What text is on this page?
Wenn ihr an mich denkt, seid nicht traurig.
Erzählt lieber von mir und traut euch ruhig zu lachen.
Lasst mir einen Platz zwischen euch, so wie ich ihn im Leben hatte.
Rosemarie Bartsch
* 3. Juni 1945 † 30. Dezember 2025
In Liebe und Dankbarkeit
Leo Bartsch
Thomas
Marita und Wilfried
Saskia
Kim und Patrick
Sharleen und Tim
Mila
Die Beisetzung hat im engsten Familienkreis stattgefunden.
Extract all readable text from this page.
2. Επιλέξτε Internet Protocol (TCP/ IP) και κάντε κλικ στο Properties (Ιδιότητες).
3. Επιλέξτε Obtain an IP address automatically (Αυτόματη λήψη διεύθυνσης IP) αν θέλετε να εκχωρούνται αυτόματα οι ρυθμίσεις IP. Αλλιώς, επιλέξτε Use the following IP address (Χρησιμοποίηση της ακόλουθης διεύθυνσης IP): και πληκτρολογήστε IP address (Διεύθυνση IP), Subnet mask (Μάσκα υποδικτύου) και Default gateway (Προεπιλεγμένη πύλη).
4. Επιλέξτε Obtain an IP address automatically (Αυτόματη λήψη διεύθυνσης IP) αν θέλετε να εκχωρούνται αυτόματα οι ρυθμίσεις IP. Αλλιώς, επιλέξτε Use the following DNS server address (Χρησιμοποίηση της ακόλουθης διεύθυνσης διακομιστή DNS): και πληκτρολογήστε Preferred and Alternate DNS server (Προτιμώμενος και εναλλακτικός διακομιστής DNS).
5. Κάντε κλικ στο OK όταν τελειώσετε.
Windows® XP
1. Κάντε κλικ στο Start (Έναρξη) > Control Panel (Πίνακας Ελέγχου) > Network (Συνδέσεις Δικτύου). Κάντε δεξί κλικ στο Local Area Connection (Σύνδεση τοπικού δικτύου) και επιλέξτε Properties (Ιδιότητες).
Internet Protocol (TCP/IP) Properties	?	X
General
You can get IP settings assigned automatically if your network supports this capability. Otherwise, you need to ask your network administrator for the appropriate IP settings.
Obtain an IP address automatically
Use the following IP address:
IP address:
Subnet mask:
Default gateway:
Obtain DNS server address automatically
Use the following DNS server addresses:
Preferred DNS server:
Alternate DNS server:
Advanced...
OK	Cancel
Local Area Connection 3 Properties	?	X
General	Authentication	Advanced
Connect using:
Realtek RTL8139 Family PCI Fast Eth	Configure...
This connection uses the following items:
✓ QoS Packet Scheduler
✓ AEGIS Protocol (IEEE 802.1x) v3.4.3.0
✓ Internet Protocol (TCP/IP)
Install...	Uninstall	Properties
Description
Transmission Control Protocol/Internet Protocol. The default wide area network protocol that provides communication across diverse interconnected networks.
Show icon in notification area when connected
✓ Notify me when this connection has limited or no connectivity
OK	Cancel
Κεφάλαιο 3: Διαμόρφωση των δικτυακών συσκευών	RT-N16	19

What is being asked:
Show each line of the listing that holds the string "following".

Answer:
3. Επιλέξτε Obtain an IP address automatically (Αυτόματη λήψη διεύθυνσης IP) αν θέλετε να εκχωρούνται αυτόματα οι ρυθμίσεις IP. Αλλιώς, επιλέξτε Use the following IP address (Χρησιμοποίηση της ακόλουθης διεύθυνσης IP): και πληκτρολογήστε IP address (Διεύθυνση IP), Subnet mask (Μάσκα υποδικτύου) και Default gateway (Προεπιλεγμένη πύλη).
4. Επιλέξτε Obtain an IP address automatically (Αυτόματη λήψη διεύθυνσης IP) αν θέλετε να εκχωρούνται αυτόματα οι ρυθμίσεις IP. Αλλιώς, επιλέξτε Use the following DNS server address (Χρησιμοποίηση της ακόλουθης διεύθυνσης διακομιστή DNS): και πληκτρολογήστε Preferred and Alternate DNS server (Προτιμώμενος και εναλλακτικός διακομιστής DNS).
Use the following IP address:
Use the following DNS server addresses:
This connection uses the following items:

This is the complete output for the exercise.